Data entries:
• • • •

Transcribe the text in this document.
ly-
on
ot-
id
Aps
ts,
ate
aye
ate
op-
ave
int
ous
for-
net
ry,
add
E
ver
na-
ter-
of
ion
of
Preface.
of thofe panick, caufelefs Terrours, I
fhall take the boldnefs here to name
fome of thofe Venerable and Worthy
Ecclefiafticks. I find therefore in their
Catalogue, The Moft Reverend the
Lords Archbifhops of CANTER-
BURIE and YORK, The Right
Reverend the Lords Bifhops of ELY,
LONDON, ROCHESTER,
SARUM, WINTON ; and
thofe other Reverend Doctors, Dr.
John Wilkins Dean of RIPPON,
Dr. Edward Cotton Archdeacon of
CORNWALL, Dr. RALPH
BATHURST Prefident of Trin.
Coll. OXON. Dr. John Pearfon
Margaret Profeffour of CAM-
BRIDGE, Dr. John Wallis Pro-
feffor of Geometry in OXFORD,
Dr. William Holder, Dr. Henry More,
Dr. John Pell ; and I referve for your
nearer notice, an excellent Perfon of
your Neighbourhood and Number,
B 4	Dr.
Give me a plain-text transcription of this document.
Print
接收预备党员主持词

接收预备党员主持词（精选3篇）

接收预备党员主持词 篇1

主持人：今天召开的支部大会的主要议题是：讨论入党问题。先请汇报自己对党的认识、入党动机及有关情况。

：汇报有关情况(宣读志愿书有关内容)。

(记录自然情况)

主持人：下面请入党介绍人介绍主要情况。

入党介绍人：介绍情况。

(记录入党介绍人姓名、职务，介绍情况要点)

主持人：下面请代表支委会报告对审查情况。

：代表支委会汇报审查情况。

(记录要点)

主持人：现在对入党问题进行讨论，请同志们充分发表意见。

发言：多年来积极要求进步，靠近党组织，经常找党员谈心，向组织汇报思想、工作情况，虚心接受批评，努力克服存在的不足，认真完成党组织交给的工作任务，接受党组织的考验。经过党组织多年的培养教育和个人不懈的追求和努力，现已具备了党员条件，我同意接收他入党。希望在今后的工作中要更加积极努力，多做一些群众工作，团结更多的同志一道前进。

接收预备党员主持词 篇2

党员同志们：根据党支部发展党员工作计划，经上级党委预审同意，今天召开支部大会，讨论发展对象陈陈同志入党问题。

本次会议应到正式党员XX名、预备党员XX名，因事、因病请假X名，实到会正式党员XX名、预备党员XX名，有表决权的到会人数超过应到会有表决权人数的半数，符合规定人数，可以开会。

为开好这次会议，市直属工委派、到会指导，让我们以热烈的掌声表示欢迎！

• • • •

Given problem — From the records above, please extract every line and repeat it exactly.

Result —
Transcribe the text in this document.
ly-
on
ot-
id
Aps
ts,
ate
aye
ate
op-
ave
int
ous
for-
net
ry,
add
E
ver
na-
ter-
of
ion
of
Preface.
of thofe panick, caufelefs Terrours, I
fhall take the boldnefs here to name
fome of thofe Venerable and Worthy
Ecclefiafticks. I find therefore in their
Catalogue, The Moft Reverend the
Lords Archbifhops of CANTER-
BURIE and YORK, The Right
Reverend the Lords Bifhops of ELY,
LONDON, ROCHESTER,
SARUM, WINTON ; and
thofe other Reverend Doctors, Dr.
John Wilkins Dean of RIPPON,
Dr. Edward Cotton Archdeacon of
CORNWALL, Dr. RALPH
BATHURST Prefident of Trin.
Coll. OXON. Dr. John Pearfon
Margaret Profeffour of CAM-
BRIDGE, Dr. John Wallis Pro-
feffor of Geometry in OXFORD,
Dr. William Holder, Dr. Henry More,
Dr. John Pell ; and I referve for your
nearer notice, an excellent Perfon of
your Neighbourhood and Number,
B 4	Dr.
Give me a plain-text transcription of this document.
Print
接收预备党员主持词

接收预备党员主持词（精选3篇）

接收预备党员主持词 篇1

主持人：今天召开的支部大会的主要议题是：讨论入党问题。先请汇报自己对党的认识、入党动机及有关情况。

：汇报有关情况(宣读志愿书有关内容)。

(记录自然情况)

主持人：下面请入党介绍人介绍主要情况。

入党介绍人：介绍情况。

(记录入党介绍人姓名、职务，介绍情况要点)

主持人：下面请代表支委会报告对审查情况。

：代表支委会汇报审查情况。

(记录要点)

主持人：现在对入党问题进行讨论，请同志们充分发表意见。

发言：多年来积极要求进步，靠近党组织，经常找党员谈心，向组织汇报思想、工作情况，虚心接受批评，努力克服存在的不足，认真完成党组织交给的工作任务，接受党组织的考验。经过党组织多年的培养教育和个人不懈的追求和努力，现已具备了党员条件，我同意接收他入党。希望在今后的工作中要更加积极努力，多做一些群众工作，团结更多的同志一道前进。

接收预备党员主持词 篇2

党员同志们：根据党支部发展党员工作计划，经上级党委预审同意，今天召开支部大会，讨论发展对象陈陈同志入党问题。

本次会议应到正式党员XX名、预备党员XX名，因事、因病请假X名，实到会正式党员XX名、预备党员XX名，有表决权的到会人数超过应到会有表决权人数的半数，符合规定人数，可以开会。

为开好这次会议，市直属工委派、到会指导，让我们以热烈的掌声表示欢迎！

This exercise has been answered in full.